Type out all the records word for word. Any pictures are to be left out.

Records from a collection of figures
☆ ☆ ☆

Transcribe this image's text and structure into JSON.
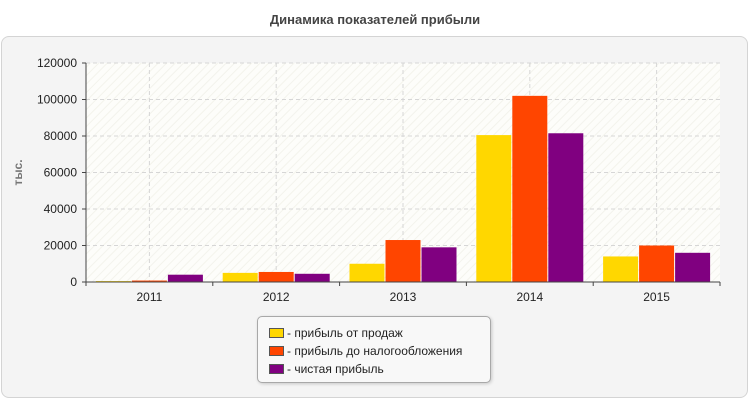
{
  "title": "Динамика показателей прибыли",
  "legend_prefix": "-",
  "chart_data": {
    "type": "bar",
    "title": "Динамика показателей прибыли",
    "xlabel": "",
    "ylabel": "тыс.",
    "ylim": [
      0,
      120000
    ],
    "yticks": [
      0,
      20000,
      40000,
      60000,
      80000,
      100000,
      120000
    ],
    "grid": true,
    "legend_position": "bottom",
    "categories": [
      "2011",
      "2012",
      "2013",
      "2014",
      "2015"
    ],
    "series": [
      {
        "name": "прибыль от продаж",
        "color": "#ffd700",
        "values": [
          500,
          5000,
          10000,
          80500,
          14000
        ]
      },
      {
        "name": "прибыль до налогообложения",
        "color": "#ff4500",
        "values": [
          800,
          5500,
          23000,
          102000,
          20000
        ]
      },
      {
        "name": "чистая прибыль",
        "color": "#800080",
        "values": [
          4000,
          4500,
          19000,
          81500,
          16000
        ]
      }
    ]
  }
}
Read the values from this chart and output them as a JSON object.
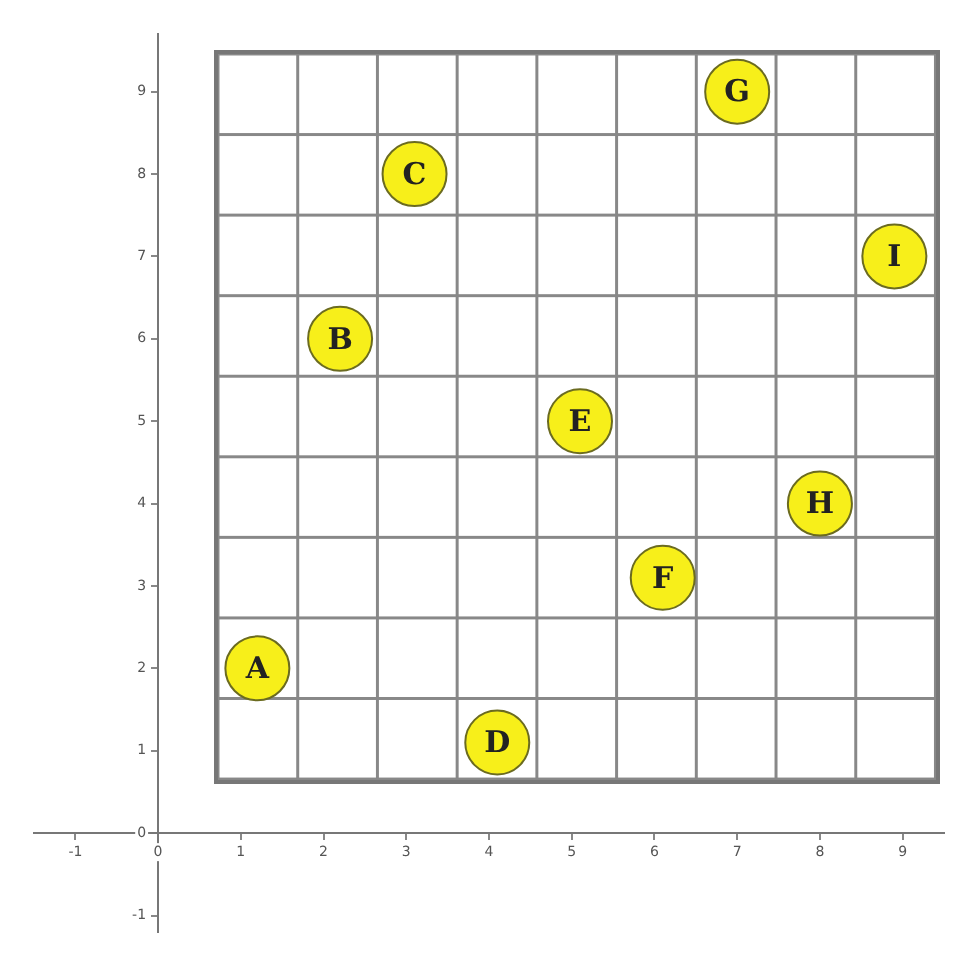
{
  "chart_data": {
    "type": "scatter",
    "x": [
      1.2,
      2.2,
      3.1,
      4.1,
      5.1,
      6.1,
      7,
      8,
      8.9
    ],
    "series": [
      {
        "color": "#f7ef1a",
        "values": [
          2,
          6,
          8,
          1.1,
          5,
          3.1,
          9,
          4,
          7
        ]
      }
    ],
    "marker": "circle",
    "xlim": [
      -1.5,
      9.5
    ],
    "xticks": [
      -1,
      0,
      1,
      2,
      3,
      4,
      5,
      6,
      7,
      8,
      9
    ],
    "ylim": [
      -1.2,
      9.7
    ],
    "yticks": [
      -1,
      0,
      1,
      2,
      3,
      4,
      5,
      6,
      7,
      8,
      9
    ],
    "grid": false,
    "legend": false,
    "annotations": [
      {
        "text": "A",
        "x": 1.2,
        "y": 2
      },
      {
        "text": "B",
        "x": 2.2,
        "y": 6
      },
      {
        "text": "C",
        "x": 3.1,
        "y": 8
      },
      {
        "text": "D",
        "x": 4.1,
        "y": 1.1
      },
      {
        "text": "E",
        "x": 5.1,
        "y": 5
      },
      {
        "text": "F",
        "x": 6.1,
        "y": 3.1
      },
      {
        "text": "G",
        "x": 7,
        "y": 9
      },
      {
        "text": "H",
        "x": 8,
        "y": 4
      },
      {
        "text": "I",
        "x": 8.9,
        "y": 7
      }
    ]
  }
}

☆ ☆ ☆

■ **Result of this task**:
Transcribe this image's text and structure into JSON.
{
  "title": "Динамика показателей прибыли",
  "legend_prefix": "-",
  "chart_data": {
    "type": "bar",
    "title": "Динамика показателей прибыли",
    "xlabel": "",
    "ylabel": "тыс.",
    "ylim": [
      0,
      120000
    ],
    "yticks": [
      0,
      20000,
      40000,
      60000,
      80000,
      100000,
      120000
    ],
    "grid": true,
    "legend_position": "bottom",
    "categories": [
      "2011",
      "2012",
      "2013",
      "2014",
      "2015"
    ],
    "series": [
      {
        "name": "прибыль от продаж",
        "color": "#ffd700",
        "values": [
          500,
          5000,
          10000,
          80500,
          14000
        ]
      },
      {
        "name": "прибыль до налогообложения",
        "color": "#ff4500",
        "values": [
          800,
          5500,
          23000,
          102000,
          20000
        ]
      },
      {
        "name": "чистая прибыль",
        "color": "#800080",
        "values": [
          4000,
          4500,
          19000,
          81500,
          16000
        ]
      }
    ]
  }
}
Read the values from this chart and output them as a JSON object.
{
  "chart_data": {
    "type": "scatter",
    "x": [
      1.2,
      2.2,
      3.1,
      4.1,
      5.1,
      6.1,
      7,
      8,
      8.9
    ],
    "series": [
      {
        "color": "#f7ef1a",
        "values": [
          2,
          6,
          8,
          1.1,
          5,
          3.1,
          9,
          4,
          7
        ]
      }
    ],
    "marker": "circle",
    "xlim": [
      -1.5,
      9.5
    ],
    "xticks": [
      -1,
      0,
      1,
      2,
      3,
      4,
      5,
      6,
      7,
      8,
      9
    ],
    "ylim": [
      -1.2,
      9.7
    ],
    "yticks": [
      -1,
      0,
      1,
      2,
      3,
      4,
      5,
      6,
      7,
      8,
      9
    ],
    "grid": false,
    "legend": false,
    "annotations": [
      {
        "text": "A",
        "x": 1.2,
        "y": 2
      },
      {
        "text": "B",
        "x": 2.2,
        "y": 6
      },
      {
        "text": "C",
        "x": 3.1,
        "y": 8
      },
      {
        "text": "D",
        "x": 4.1,
        "y": 1.1
      },
      {
        "text": "E",
        "x": 5.1,
        "y": 5
      },
      {
        "text": "F",
        "x": 6.1,
        "y": 3.1
      },
      {
        "text": "G",
        "x": 7,
        "y": 9
      },
      {
        "text": "H",
        "x": 8,
        "y": 4
      },
      {
        "text": "I",
        "x": 8.9,
        "y": 7
      }
    ]
  }
}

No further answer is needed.